• What is needed: Quote each line of the material verbatim, without the pictures.

• Data lines:
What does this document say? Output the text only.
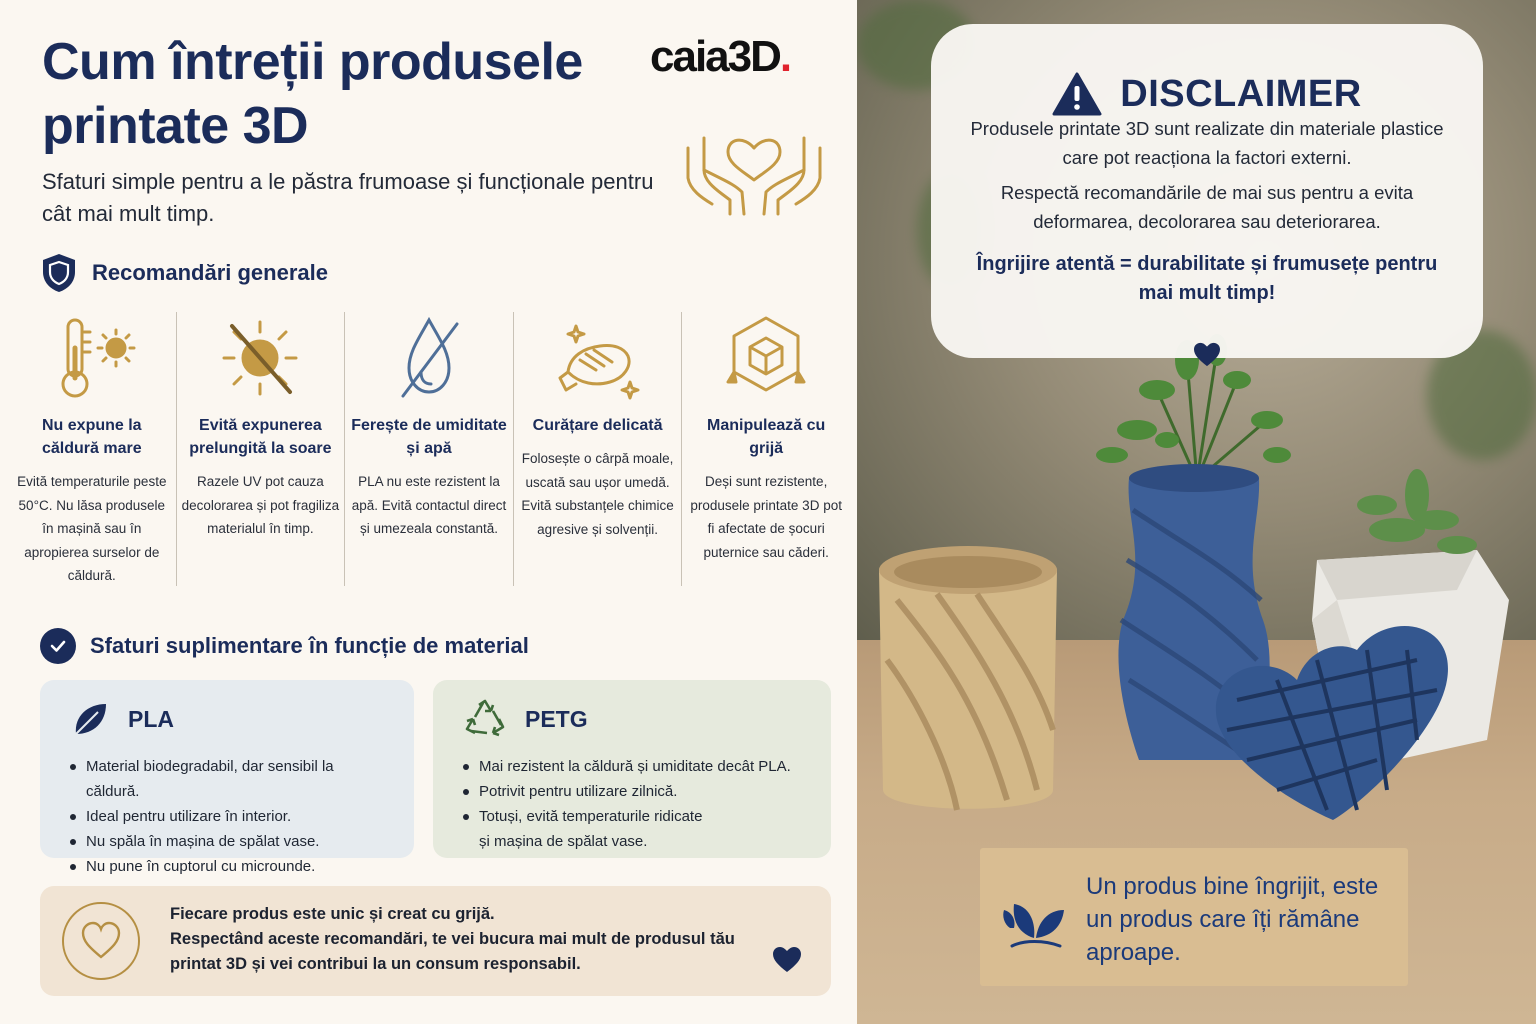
Cum întreții produsele printate 3D
caia3D.

Sfaturi simple pentru a le păstra frumoase și funcționale pentru cât mai mult timp.

Recomandări generale
Nu expune la căldură mare

Evită temperaturile peste 50°C. Nu lăsa produsele în mașină sau în apropierea surselor de căldură.

Evită expunerea prelungită la soare

Razele UV pot cauza decolorarea și pot fragiliza materialul în timp.

Ferește de umiditate și apă

PLA nu este rezistent la apă. Evită contactul direct și umezeala constantă.

Curățare delicată

Folosește o cârpă moale, uscată sau ușor umedă. Evită substanțele chimice agresive și solvenții.

Manipulează cu grijă

Deși sunt rezistente, produsele printate 3D pot fi afectate de șocuri puternice sau căderi.

Sfaturi suplimentare în funcție de material
PLA
Material biodegradabil, dar sensibil la căldură.
Ideal pentru utilizare în interior.
Nu spăla în mașina de spălat vase.
Nu pune în cuptorul cu microunde.
PETG
Mai rezistent la căldură și umiditate decât PLA.
Potrivit pentru utilizare zilnică.
Totuși, evită temperaturile ridicate
și mașina de spălat vase.
Fiecare produs este unic și creat cu grijă.
Respectând aceste recomandări, te vei bucura mai mult de produsul tău printat 3D și vei contribui la un consum responsabil.
DISCLAIMER

Produsele printate 3D sunt realizate din materiale plastice care pot reacționa la factori externi.

Respectă recomandările de mai sus pentru a evita deformarea, decolorarea sau deteriorarea.

Îngrijire atentă = durabilitate și frumusețe pentru mai mult timp!

Un produs bine îngrijit, este un produs care îți rămâne aproape.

• Answer below:
What does this document say? Output the text only.
Cum întreții produsele printate 3D
caia3D.

Sfaturi simple pentru a le păstra frumoase și funcționale pentru cât mai mult timp.

Recomandări generale
Nu expune la căldură mare

Evită temperaturile peste 50°C. Nu lăsa produsele în mașină sau în apropierea surselor de căldură.

Evită expunerea prelungită la soare

Razele UV pot cauza decolorarea și pot fragiliza materialul în timp.

Ferește de umiditate și apă

PLA nu este rezistent la apă. Evită contactul direct și umezeala constantă.

Curățare delicată

Folosește o cârpă moale, uscată sau ușor umedă. Evită substanțele chimice agresive și solvenții.

Manipulează cu grijă

Deși sunt rezistente, produsele printate 3D pot fi afectate de șocuri puternice sau căderi.

Sfaturi suplimentare în funcție de material
PLA
Material biodegradabil, dar sensibil la căldură.
Ideal pentru utilizare în interior.
Nu spăla în mașina de spălat vase.
Nu pune în cuptorul cu microunde.
PETG
Mai rezistent la căldură și umiditate decât PLA.
Potrivit pentru utilizare zilnică.
Totuși, evită temperaturile ridicate
și mașina de spălat vase.
Fiecare produs este unic și creat cu grijă.
Respectând aceste recomandări, te vei bucura mai mult de produsul tău printat 3D și vei contribui la un consum responsabil.
DISCLAIMER

Produsele printate 3D sunt realizate din materiale plastice care pot reacționa la factori externi.

Respectă recomandările de mai sus pentru a evita deformarea, decolorarea sau deteriorarea.

Îngrijire atentă = durabilitate și frumusețe pentru mai mult timp!

Un produs bine îngrijit, este un produs care îți rămâne aproape.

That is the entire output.